- **Records excerpted from a collection**
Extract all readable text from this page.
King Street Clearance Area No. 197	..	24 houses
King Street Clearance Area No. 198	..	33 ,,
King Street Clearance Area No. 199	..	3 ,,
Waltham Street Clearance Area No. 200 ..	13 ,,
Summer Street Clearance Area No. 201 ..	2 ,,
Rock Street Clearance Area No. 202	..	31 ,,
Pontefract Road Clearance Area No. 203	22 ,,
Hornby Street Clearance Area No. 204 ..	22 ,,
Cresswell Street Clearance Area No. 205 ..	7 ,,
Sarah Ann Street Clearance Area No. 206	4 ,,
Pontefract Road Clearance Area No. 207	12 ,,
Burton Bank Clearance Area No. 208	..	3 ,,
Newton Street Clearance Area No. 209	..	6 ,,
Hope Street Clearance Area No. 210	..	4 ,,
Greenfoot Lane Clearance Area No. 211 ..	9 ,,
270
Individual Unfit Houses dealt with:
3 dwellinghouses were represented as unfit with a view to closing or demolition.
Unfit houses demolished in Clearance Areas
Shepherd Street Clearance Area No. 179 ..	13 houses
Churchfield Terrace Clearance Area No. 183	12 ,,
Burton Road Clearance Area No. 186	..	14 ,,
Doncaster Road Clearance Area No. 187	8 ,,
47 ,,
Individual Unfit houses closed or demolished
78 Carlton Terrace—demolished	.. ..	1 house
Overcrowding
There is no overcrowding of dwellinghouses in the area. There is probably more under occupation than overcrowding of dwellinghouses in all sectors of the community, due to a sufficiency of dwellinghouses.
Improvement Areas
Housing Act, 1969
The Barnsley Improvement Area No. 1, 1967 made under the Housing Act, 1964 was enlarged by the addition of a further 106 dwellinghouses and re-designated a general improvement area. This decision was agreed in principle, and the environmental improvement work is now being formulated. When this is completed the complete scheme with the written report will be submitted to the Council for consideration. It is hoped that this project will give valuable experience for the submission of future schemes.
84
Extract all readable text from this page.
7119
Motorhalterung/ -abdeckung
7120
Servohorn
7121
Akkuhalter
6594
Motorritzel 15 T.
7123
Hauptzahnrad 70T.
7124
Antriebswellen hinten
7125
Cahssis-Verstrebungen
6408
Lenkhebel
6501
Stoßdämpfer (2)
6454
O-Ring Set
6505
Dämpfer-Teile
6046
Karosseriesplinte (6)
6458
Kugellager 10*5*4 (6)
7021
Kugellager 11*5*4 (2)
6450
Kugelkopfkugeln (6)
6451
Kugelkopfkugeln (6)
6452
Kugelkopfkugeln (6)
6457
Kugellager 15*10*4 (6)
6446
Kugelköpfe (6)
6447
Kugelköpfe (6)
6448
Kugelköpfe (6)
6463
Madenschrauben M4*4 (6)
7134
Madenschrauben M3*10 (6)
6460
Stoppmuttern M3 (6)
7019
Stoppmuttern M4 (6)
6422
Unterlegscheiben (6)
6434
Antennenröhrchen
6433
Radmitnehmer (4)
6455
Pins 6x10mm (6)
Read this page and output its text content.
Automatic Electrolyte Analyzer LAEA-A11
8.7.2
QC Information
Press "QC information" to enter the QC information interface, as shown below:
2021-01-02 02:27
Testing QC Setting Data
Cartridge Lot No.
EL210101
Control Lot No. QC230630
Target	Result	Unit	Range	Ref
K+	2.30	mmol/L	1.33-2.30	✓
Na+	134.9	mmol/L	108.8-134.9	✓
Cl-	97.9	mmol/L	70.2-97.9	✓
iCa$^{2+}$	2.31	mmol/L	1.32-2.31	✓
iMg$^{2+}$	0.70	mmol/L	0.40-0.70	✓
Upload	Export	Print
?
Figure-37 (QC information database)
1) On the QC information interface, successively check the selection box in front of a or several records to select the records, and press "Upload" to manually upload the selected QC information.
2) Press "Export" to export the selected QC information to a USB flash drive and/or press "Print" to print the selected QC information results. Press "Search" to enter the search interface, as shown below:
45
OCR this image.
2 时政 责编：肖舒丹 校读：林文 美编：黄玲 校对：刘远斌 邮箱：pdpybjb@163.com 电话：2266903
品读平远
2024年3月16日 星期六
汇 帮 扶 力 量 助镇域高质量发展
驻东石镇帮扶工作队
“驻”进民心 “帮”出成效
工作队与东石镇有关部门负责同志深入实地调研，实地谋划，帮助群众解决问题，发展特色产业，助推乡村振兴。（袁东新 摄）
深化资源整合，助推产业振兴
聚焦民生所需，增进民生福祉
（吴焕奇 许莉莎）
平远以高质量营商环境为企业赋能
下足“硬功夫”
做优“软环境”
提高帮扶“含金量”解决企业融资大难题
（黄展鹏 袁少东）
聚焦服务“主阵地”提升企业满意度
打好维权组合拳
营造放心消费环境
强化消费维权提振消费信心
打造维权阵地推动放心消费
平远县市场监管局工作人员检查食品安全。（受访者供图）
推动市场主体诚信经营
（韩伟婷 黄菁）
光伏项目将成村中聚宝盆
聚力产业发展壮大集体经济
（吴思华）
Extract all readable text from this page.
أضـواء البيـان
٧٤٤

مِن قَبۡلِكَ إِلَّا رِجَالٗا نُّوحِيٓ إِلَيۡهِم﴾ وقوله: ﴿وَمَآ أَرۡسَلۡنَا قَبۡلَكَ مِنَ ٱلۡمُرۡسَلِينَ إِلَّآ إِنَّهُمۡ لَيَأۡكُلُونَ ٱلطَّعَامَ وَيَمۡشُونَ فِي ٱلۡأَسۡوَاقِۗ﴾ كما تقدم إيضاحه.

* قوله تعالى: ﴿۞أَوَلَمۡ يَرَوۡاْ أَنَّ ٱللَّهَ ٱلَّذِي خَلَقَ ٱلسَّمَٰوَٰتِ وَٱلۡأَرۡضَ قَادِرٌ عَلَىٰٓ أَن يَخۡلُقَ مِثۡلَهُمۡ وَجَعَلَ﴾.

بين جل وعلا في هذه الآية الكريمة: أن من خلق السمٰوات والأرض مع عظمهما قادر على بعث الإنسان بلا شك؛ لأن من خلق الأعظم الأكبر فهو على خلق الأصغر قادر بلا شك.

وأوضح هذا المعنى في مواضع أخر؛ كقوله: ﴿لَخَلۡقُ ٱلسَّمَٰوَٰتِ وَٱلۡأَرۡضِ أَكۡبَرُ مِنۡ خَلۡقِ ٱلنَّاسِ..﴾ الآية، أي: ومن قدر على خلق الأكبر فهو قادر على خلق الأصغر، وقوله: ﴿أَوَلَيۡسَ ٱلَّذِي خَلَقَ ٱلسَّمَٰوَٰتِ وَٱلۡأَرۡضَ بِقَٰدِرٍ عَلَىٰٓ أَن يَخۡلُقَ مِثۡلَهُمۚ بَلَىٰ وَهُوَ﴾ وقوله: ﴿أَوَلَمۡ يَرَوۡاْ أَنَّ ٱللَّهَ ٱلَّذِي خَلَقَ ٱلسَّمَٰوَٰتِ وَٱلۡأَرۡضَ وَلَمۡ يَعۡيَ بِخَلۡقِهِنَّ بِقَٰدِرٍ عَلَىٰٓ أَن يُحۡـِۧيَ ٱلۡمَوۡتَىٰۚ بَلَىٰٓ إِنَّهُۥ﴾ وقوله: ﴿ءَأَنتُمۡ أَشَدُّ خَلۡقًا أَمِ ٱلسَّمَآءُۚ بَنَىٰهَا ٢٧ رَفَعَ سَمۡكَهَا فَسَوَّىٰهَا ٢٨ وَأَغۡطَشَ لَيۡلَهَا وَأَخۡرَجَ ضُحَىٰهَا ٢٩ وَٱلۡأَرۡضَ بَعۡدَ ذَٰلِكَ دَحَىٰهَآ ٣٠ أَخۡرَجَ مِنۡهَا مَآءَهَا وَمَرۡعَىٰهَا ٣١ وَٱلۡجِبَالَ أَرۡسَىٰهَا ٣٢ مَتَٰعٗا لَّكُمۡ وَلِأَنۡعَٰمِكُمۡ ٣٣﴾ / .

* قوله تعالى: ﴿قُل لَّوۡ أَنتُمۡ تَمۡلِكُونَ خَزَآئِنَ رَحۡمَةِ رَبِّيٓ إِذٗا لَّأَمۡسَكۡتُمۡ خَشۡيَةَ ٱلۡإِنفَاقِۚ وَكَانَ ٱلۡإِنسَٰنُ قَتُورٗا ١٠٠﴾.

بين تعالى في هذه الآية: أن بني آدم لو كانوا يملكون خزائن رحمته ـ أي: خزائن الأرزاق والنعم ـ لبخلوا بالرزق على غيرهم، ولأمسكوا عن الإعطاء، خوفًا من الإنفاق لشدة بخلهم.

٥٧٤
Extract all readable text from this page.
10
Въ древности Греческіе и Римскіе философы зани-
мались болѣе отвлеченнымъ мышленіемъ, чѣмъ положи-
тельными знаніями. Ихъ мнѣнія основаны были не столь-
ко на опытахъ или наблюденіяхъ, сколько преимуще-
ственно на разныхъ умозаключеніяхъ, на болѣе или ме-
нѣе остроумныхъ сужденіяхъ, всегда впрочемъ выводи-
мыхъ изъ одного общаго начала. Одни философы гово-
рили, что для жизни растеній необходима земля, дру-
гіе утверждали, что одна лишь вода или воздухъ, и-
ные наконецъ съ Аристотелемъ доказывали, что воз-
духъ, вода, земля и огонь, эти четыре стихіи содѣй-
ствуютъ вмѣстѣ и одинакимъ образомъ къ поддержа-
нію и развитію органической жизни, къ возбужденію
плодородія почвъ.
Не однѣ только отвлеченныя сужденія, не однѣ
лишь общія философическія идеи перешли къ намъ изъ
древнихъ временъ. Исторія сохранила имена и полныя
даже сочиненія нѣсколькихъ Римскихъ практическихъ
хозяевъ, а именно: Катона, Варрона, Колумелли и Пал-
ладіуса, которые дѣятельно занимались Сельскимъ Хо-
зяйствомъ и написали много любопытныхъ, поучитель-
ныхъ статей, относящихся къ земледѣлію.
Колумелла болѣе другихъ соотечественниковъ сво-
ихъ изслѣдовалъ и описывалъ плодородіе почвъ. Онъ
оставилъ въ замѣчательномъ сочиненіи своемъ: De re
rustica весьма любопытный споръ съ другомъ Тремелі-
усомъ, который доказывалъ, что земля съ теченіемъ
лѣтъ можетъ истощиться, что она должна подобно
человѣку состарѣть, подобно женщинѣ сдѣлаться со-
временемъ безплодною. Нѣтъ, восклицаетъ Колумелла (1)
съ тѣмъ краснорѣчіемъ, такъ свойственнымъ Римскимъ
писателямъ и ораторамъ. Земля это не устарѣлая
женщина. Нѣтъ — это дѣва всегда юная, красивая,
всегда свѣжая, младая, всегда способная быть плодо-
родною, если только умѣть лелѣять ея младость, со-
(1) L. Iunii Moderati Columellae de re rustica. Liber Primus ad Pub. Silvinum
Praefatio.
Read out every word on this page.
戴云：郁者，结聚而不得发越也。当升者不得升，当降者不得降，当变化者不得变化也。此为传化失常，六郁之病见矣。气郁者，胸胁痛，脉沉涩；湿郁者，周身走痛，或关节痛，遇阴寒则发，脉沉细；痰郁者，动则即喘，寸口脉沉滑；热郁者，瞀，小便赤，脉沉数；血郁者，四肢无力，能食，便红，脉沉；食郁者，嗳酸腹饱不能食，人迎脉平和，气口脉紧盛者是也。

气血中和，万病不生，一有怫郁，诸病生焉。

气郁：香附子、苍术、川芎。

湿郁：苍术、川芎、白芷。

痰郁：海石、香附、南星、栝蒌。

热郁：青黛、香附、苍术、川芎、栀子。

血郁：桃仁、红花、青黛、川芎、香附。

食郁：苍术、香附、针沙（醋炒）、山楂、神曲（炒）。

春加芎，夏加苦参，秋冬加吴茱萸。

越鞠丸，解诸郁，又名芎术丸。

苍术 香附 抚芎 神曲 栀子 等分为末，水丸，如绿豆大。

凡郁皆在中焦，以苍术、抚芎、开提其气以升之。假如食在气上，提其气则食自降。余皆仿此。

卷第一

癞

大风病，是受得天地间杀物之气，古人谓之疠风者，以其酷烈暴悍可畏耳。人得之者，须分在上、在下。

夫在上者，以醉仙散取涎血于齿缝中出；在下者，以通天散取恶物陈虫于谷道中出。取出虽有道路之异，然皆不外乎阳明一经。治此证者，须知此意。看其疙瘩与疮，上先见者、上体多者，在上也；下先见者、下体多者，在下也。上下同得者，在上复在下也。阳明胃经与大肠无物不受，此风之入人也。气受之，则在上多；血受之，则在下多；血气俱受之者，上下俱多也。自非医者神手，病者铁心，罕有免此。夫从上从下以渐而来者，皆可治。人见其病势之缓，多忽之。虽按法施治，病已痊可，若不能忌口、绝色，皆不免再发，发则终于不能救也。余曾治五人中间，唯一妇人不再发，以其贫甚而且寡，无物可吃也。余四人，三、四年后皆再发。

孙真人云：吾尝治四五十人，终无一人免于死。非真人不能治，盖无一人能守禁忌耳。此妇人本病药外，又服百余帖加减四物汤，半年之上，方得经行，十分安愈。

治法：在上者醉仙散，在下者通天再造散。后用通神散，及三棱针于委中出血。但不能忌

- **Goal of the exercise**
Locate the lines above that hold the word "Areas". Show every one of them.

- **Written solution**
Unfit houses demolished in Clearance Areas
Improvement Areas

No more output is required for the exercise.